* _EXERCISE DATA_:
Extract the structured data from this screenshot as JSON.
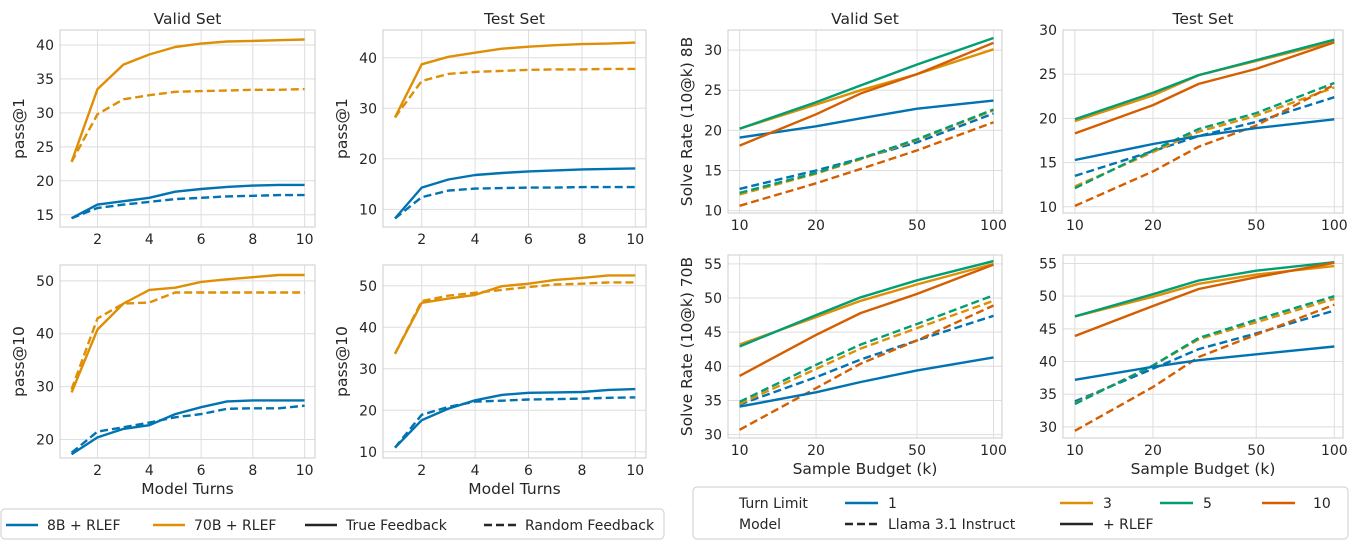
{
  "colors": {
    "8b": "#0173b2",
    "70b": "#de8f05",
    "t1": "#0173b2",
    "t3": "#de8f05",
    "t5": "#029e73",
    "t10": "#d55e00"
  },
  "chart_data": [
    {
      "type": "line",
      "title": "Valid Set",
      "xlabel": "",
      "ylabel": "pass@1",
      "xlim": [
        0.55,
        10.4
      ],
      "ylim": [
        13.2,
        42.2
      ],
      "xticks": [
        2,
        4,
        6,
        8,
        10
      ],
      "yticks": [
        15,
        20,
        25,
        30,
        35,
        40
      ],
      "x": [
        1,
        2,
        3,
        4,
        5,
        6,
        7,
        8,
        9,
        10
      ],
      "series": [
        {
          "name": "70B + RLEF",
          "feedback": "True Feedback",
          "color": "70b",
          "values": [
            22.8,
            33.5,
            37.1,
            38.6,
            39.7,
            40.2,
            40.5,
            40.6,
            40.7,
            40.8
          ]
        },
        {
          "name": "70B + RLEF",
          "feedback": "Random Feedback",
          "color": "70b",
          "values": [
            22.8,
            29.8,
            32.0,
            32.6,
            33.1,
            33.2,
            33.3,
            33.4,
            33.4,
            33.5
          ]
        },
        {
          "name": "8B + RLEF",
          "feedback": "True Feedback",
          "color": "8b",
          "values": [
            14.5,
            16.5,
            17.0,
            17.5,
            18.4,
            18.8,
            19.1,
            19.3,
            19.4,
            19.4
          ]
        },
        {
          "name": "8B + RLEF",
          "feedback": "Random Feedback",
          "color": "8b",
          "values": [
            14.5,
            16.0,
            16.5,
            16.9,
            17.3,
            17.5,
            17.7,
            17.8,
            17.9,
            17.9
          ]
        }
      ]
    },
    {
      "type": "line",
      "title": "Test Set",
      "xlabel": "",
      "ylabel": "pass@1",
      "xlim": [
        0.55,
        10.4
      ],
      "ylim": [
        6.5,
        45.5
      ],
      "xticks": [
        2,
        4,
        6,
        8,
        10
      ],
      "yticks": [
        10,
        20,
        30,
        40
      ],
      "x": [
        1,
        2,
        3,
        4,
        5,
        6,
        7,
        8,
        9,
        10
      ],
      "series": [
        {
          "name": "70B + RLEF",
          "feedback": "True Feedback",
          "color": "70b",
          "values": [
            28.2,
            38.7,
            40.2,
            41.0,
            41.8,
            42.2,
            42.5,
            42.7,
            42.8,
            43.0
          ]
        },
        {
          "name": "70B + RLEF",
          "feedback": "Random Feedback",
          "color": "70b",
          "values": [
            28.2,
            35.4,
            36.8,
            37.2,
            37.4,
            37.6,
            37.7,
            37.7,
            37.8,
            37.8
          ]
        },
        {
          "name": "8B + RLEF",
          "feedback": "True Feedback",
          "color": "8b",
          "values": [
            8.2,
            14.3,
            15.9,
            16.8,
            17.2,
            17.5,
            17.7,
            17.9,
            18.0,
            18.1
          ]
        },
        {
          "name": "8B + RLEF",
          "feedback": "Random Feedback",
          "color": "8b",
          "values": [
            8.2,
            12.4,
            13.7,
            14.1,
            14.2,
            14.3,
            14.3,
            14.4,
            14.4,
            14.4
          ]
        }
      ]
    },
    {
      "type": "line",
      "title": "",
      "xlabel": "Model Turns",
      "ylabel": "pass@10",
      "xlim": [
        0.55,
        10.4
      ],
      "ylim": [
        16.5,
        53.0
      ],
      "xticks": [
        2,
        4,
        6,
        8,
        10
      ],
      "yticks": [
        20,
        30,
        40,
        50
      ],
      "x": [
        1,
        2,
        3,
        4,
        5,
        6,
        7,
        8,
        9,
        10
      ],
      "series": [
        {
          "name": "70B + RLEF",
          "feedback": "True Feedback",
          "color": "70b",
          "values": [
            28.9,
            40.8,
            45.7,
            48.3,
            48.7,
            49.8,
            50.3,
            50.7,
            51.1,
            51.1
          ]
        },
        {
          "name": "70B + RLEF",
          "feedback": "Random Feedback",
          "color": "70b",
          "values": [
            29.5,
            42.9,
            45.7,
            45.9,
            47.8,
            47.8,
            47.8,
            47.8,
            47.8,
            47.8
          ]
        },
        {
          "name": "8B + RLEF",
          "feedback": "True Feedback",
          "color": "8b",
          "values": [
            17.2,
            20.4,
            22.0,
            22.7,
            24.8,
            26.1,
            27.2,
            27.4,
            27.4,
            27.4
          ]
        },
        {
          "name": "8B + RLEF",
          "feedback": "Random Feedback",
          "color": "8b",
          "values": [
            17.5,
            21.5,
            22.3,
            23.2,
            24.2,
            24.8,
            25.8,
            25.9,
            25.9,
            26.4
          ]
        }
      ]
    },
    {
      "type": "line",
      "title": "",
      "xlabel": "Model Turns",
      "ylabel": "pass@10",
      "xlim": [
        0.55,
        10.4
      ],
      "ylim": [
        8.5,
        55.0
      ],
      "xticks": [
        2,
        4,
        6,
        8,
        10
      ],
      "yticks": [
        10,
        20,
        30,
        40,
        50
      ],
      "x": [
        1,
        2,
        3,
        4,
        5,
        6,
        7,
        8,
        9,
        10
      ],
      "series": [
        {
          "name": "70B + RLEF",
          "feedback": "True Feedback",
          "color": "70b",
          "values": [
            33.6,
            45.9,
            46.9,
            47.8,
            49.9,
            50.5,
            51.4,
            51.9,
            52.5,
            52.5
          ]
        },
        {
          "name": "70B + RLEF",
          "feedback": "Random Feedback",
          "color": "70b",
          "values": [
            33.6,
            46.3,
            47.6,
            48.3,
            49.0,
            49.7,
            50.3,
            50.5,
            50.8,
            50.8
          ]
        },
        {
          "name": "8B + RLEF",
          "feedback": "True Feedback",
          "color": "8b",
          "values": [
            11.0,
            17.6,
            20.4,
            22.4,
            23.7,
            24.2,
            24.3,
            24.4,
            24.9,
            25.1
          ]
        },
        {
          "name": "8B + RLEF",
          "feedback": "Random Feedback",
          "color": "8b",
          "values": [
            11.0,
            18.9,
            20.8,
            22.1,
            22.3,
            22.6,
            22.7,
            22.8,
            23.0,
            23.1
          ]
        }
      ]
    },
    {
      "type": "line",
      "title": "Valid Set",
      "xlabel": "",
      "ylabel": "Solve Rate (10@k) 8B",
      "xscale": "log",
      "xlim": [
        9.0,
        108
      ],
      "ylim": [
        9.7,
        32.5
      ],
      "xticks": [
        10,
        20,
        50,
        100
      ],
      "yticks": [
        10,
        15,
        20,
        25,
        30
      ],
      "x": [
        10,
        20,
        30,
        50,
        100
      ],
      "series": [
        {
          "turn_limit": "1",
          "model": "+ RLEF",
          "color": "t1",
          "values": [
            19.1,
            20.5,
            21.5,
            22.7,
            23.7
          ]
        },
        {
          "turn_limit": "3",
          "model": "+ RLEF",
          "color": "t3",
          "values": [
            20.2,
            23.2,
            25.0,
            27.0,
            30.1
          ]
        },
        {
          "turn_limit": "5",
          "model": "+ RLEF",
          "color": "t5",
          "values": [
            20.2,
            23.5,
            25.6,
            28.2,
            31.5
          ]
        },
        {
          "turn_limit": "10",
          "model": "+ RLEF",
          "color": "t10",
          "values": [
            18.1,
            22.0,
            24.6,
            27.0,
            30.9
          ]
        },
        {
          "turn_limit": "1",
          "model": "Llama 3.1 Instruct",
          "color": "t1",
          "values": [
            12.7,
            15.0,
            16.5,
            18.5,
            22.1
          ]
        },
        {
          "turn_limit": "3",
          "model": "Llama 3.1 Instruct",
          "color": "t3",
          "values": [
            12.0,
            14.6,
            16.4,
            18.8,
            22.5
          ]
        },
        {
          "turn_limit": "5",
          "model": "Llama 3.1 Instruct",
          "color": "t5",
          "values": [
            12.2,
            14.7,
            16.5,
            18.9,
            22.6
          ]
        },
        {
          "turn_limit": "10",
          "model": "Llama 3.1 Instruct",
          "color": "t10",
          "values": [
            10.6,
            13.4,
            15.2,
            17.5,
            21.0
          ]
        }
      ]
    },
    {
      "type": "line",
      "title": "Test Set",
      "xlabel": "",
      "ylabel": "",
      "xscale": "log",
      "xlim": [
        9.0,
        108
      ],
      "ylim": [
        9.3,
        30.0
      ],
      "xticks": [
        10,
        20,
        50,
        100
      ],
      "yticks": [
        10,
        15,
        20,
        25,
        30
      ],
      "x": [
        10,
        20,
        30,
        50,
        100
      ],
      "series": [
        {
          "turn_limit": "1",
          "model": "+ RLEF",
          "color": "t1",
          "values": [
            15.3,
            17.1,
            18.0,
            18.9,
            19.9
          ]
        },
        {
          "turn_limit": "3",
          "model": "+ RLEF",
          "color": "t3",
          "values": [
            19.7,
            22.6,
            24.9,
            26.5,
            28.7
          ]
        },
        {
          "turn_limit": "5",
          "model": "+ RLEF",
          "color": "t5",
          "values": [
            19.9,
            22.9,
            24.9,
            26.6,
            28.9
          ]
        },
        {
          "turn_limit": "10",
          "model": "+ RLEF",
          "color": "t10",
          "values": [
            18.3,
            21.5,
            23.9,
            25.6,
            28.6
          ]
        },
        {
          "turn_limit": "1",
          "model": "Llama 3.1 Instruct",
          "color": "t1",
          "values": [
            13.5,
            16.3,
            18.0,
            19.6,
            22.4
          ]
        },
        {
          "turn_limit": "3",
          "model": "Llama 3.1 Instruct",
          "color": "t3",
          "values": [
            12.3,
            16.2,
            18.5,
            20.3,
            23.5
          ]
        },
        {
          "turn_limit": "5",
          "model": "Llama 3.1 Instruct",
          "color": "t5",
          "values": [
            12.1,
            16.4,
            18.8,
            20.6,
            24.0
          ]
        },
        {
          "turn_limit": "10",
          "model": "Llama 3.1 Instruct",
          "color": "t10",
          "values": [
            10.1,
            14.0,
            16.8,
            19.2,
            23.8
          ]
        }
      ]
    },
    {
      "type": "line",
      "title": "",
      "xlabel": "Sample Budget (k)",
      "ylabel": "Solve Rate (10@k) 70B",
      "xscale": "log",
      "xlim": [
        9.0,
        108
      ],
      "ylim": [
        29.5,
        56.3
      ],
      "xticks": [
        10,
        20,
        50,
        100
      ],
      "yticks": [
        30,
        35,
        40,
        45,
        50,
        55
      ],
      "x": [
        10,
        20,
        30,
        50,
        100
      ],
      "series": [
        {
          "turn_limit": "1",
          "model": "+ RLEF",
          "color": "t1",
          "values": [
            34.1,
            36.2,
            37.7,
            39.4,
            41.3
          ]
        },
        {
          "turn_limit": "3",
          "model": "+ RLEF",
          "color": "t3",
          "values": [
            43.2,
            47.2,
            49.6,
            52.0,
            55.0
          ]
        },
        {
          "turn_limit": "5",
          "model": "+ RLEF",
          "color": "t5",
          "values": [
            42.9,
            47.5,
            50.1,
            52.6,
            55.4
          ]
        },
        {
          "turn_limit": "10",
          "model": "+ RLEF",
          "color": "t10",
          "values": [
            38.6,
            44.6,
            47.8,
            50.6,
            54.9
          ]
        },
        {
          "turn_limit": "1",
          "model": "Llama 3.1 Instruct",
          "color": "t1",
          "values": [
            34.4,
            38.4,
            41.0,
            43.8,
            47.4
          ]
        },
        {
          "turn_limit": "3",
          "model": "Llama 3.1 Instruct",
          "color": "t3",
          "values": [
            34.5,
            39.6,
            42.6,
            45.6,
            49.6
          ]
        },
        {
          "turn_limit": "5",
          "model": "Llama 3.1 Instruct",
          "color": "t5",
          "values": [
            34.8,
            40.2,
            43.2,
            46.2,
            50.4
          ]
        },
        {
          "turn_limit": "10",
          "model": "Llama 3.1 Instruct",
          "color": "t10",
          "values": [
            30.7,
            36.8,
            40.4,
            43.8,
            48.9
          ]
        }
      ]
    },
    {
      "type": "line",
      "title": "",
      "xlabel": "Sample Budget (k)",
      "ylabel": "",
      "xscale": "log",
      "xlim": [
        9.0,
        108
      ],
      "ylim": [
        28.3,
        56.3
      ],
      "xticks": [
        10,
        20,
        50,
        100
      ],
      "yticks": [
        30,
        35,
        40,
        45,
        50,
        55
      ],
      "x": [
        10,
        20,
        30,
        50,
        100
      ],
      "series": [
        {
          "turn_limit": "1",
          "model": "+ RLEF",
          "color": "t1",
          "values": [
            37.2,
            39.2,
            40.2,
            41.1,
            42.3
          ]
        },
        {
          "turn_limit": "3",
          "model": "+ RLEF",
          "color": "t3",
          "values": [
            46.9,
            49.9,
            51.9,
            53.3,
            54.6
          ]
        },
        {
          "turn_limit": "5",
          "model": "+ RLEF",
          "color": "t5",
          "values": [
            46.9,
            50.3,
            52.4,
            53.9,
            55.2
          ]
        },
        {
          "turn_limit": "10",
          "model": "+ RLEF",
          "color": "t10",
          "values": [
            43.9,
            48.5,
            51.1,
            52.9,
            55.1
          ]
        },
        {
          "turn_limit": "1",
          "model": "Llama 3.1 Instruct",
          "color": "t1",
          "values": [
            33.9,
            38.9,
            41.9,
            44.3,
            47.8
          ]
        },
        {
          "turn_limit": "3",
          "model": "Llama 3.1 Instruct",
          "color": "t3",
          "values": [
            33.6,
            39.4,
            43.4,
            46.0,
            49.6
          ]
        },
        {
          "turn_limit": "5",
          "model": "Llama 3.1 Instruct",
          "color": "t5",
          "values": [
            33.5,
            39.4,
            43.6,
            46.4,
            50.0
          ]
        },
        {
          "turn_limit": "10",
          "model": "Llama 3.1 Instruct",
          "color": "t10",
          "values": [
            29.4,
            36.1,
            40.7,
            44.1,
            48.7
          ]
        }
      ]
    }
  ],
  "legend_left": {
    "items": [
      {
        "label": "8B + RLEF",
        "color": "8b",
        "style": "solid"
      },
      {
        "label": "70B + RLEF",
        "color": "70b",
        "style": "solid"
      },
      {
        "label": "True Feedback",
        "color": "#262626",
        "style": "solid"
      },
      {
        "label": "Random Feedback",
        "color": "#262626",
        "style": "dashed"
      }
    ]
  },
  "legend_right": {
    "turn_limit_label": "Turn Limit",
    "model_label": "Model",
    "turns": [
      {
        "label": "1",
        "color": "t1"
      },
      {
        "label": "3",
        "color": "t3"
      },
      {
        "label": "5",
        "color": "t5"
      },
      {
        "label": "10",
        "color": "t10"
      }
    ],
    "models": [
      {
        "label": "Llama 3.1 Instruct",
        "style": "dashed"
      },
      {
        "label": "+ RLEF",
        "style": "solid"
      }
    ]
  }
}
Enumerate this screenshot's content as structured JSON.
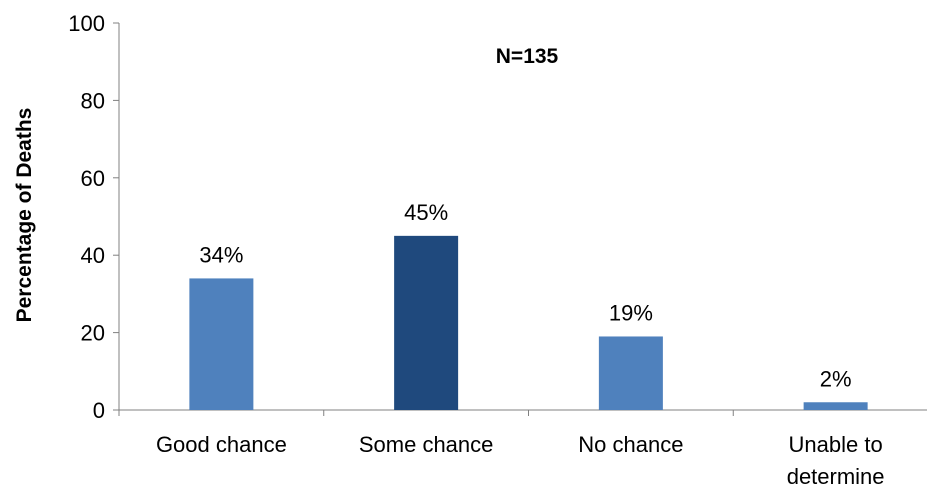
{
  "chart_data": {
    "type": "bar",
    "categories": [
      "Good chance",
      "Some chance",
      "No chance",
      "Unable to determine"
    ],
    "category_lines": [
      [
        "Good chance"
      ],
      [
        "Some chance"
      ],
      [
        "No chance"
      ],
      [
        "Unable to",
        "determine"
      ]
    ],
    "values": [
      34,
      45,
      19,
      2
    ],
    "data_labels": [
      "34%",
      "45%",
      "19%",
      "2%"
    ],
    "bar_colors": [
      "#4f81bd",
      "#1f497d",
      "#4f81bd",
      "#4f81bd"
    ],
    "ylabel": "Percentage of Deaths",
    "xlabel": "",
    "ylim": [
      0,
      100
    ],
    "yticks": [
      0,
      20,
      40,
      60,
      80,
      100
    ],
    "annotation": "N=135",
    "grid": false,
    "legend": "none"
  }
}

* _STATED EXERCISE_: Leave out the pictures, and extract exactly the lines from the one with "Enumerate this screenshot's" through the end of the records, both ends included.

* _EXERCISE SOLUTION_:
Enumerate this screenshot's content as structured JSON.
{
  "chart_data": {
    "type": "bar",
    "categories": [
      "Good chance",
      "Some chance",
      "No chance",
      "Unable to determine"
    ],
    "category_lines": [
      [
        "Good chance"
      ],
      [
        "Some chance"
      ],
      [
        "No chance"
      ],
      [
        "Unable to",
        "determine"
      ]
    ],
    "values": [
      34,
      45,
      19,
      2
    ],
    "data_labels": [
      "34%",
      "45%",
      "19%",
      "2%"
    ],
    "bar_colors": [
      "#4f81bd",
      "#1f497d",
      "#4f81bd",
      "#4f81bd"
    ],
    "ylabel": "Percentage of Deaths",
    "xlabel": "",
    "ylim": [
      0,
      100
    ],
    "yticks": [
      0,
      20,
      40,
      60,
      80,
      100
    ],
    "annotation": "N=135",
    "grid": false,
    "legend": "none"
  }
}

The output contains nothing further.